== Supplied material ==
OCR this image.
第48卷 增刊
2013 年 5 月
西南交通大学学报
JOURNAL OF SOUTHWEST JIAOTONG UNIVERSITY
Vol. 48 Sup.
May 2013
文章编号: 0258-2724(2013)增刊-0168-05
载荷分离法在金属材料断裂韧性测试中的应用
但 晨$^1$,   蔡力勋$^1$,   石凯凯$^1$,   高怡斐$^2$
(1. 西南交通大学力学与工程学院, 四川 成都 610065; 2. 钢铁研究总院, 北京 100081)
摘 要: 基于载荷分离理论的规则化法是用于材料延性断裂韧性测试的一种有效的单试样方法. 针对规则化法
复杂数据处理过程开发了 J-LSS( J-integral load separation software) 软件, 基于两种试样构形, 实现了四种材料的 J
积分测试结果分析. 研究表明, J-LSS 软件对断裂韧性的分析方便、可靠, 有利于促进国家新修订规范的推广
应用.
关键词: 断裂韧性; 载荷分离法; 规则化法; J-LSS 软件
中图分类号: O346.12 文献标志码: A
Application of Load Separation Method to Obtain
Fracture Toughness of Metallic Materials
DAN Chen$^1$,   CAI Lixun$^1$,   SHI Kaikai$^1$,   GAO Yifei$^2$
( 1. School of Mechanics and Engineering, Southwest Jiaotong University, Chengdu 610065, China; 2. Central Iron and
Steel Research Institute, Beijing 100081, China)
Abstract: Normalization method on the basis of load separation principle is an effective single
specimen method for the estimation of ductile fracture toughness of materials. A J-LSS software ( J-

--

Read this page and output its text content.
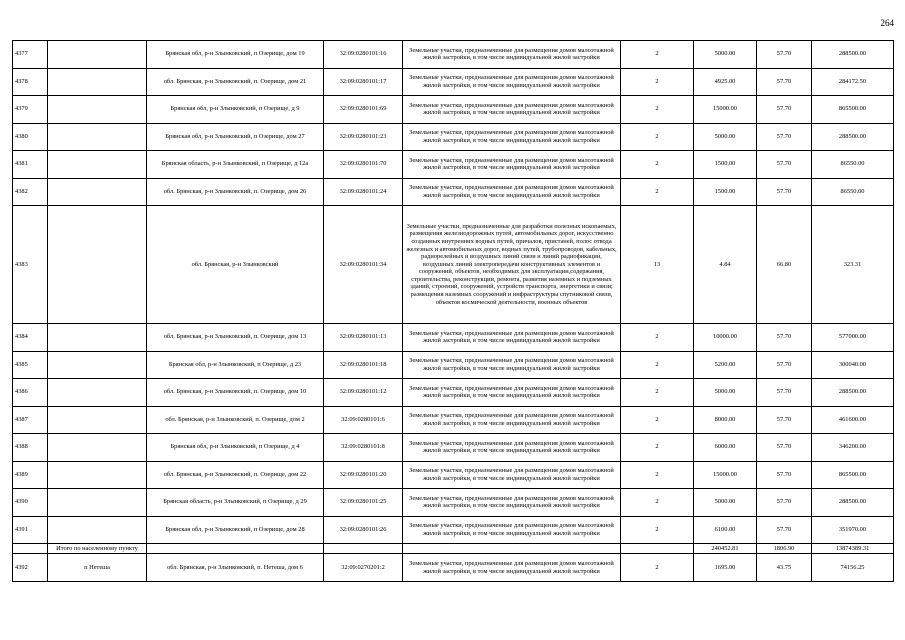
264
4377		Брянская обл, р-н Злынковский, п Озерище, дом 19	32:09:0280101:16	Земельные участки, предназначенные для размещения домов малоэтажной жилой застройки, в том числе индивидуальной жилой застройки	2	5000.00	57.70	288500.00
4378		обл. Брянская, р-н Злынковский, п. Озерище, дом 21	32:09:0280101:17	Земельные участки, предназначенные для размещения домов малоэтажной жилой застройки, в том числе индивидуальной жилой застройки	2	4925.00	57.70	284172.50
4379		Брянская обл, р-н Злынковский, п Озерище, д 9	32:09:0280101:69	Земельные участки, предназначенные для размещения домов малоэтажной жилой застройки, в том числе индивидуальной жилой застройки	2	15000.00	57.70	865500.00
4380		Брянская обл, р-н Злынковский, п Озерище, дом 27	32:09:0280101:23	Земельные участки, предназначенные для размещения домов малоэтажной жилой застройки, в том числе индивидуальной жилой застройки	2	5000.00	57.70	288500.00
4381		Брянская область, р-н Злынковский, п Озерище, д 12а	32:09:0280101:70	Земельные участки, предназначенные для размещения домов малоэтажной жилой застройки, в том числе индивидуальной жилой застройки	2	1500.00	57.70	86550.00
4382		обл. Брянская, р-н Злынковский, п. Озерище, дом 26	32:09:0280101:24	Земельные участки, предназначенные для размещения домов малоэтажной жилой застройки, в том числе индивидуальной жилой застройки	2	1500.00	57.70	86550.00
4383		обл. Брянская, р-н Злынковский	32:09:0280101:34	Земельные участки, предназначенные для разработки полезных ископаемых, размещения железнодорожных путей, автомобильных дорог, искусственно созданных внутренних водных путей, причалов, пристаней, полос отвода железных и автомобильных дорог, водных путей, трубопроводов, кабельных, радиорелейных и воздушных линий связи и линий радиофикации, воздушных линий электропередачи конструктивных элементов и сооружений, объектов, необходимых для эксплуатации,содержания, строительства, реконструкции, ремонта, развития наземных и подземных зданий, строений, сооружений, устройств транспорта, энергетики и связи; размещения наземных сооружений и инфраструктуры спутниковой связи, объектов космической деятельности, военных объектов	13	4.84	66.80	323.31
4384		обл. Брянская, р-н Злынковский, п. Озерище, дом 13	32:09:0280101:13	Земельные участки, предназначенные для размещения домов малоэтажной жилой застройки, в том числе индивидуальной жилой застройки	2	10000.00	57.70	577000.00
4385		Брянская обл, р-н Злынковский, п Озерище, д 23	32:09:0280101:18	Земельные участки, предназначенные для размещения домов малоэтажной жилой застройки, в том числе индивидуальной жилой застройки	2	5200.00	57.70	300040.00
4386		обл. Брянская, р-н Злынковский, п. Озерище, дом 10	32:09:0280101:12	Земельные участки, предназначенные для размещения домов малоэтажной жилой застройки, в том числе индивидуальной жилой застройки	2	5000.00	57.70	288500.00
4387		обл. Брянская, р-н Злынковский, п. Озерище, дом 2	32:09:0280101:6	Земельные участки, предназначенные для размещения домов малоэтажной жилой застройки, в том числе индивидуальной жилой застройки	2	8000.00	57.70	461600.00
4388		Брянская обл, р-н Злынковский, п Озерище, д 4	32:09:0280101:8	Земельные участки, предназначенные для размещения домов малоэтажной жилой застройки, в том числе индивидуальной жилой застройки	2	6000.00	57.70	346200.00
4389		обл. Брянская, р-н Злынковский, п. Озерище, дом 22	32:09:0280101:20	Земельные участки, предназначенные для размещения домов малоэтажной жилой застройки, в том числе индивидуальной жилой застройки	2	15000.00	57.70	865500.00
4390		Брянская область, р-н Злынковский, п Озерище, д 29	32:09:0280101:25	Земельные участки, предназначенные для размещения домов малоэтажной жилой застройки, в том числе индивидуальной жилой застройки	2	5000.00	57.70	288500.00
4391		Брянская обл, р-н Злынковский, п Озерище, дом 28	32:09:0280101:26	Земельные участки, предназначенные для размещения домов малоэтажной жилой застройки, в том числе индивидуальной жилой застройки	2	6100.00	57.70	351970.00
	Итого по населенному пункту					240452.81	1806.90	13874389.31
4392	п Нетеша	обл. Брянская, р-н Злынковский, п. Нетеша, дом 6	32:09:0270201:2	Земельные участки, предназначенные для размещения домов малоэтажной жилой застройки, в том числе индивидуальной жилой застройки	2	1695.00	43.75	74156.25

== Stated problem ==
Count the lines in the entries above that include the string "this", then give only that figure.

== Output below ==
2